-- Start ITEMS --

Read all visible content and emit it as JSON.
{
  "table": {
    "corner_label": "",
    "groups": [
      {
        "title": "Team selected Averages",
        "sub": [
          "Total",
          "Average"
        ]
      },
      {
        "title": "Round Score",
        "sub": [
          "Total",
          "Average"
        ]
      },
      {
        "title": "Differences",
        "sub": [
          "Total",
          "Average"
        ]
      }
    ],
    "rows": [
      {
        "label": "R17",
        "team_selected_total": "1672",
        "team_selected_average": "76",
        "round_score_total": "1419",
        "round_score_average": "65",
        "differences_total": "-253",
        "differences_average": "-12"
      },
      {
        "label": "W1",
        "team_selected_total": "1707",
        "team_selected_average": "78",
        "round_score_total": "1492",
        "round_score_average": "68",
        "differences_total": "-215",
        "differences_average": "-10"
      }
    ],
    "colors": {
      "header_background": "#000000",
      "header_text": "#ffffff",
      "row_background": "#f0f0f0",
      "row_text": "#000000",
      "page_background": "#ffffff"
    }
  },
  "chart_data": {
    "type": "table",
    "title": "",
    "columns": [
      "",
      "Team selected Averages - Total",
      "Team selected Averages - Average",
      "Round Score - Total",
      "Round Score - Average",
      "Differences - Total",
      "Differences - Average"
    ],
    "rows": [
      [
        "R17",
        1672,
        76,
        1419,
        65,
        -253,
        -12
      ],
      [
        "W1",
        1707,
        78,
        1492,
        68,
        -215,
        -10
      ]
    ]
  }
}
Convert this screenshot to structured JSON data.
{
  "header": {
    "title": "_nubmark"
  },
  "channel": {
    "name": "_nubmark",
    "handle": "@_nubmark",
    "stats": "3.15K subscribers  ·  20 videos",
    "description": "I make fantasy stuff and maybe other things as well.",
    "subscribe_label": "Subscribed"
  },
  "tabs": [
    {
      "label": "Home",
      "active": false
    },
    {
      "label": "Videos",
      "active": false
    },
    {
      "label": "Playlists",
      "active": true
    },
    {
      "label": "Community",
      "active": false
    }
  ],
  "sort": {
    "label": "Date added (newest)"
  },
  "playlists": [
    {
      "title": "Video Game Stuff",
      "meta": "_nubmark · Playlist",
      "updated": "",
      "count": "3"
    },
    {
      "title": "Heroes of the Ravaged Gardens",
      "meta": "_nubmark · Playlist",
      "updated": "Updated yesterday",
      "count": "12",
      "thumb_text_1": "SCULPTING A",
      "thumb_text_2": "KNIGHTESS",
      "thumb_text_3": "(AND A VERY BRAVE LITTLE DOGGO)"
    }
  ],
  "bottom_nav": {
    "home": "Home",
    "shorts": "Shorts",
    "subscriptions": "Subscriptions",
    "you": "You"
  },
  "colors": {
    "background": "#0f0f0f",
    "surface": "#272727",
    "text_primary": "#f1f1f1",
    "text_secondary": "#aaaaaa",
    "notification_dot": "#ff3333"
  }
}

-- End ITEMS --

◆ **WHAT YOU SHOULD DO**:
Write the data from above out again, exactly.

◆ **SOLUTION TO THIS PROBLEM**:
Read all visible content and emit it as JSON.
{
  "table": {
    "corner_label": "",
    "groups": [
      {
        "title": "Team selected Averages",
        "sub": [
          "Total",
          "Average"
        ]
      },
      {
        "title": "Round Score",
        "sub": [
          "Total",
          "Average"
        ]
      },
      {
        "title": "Differences",
        "sub": [
          "Total",
          "Average"
        ]
      }
    ],
    "rows": [
      {
        "label": "R17",
        "team_selected_total": "1672",
        "team_selected_average": "76",
        "round_score_total": "1419",
        "round_score_average": "65",
        "differences_total": "-253",
        "differences_average": "-12"
      },
      {
        "label": "W1",
        "team_selected_total": "1707",
        "team_selected_average": "78",
        "round_score_total": "1492",
        "round_score_average": "68",
        "differences_total": "-215",
        "differences_average": "-10"
      }
    ],
    "colors": {
      "header_background": "#000000",
      "header_text": "#ffffff",
      "row_background": "#f0f0f0",
      "row_text": "#000000",
      "page_background": "#ffffff"
    }
  },
  "chart_data": {
    "type": "table",
    "title": "",
    "columns": [
      "",
      "Team selected Averages - Total",
      "Team selected Averages - Average",
      "Round Score - Total",
      "Round Score - Average",
      "Differences - Total",
      "Differences - Average"
    ],
    "rows": [
      [
        "R17",
        1672,
        76,
        1419,
        65,
        -253,
        -12
      ],
      [
        "W1",
        1707,
        78,
        1492,
        68,
        -215,
        -10
      ]
    ]
  }
}
Convert this screenshot to structured JSON data.
{
  "header": {
    "title": "_nubmark"
  },
  "channel": {
    "name": "_nubmark",
    "handle": "@_nubmark",
    "stats": "3.15K subscribers  ·  20 videos",
    "description": "I make fantasy stuff and maybe other things as well.",
    "subscribe_label": "Subscribed"
  },
  "tabs": [
    {
      "label": "Home",
      "active": false
    },
    {
      "label": "Videos",
      "active": false
    },
    {
      "label": "Playlists",
      "active": true
    },
    {
      "label": "Community",
      "active": false
    }
  ],
  "sort": {
    "label": "Date added (newest)"
  },
  "playlists": [
    {
      "title": "Video Game Stuff",
      "meta": "_nubmark · Playlist",
      "updated": "",
      "count": "3"
    },
    {
      "title": "Heroes of the Ravaged Gardens",
      "meta": "_nubmark · Playlist",
      "updated": "Updated yesterday",
      "count": "12",
      "thumb_text_1": "SCULPTING A",
      "thumb_text_2": "KNIGHTESS",
      "thumb_text_3": "(AND A VERY BRAVE LITTLE DOGGO)"
    }
  ],
  "bottom_nav": {
    "home": "Home",
    "shorts": "Shorts",
    "subscriptions": "Subscriptions",
    "you": "You"
  },
  "colors": {
    "background": "#0f0f0f",
    "surface": "#272727",
    "text_primary": "#f1f1f1",
    "text_secondary": "#aaaaaa",
    "notification_dot": "#ff3333"
  }
}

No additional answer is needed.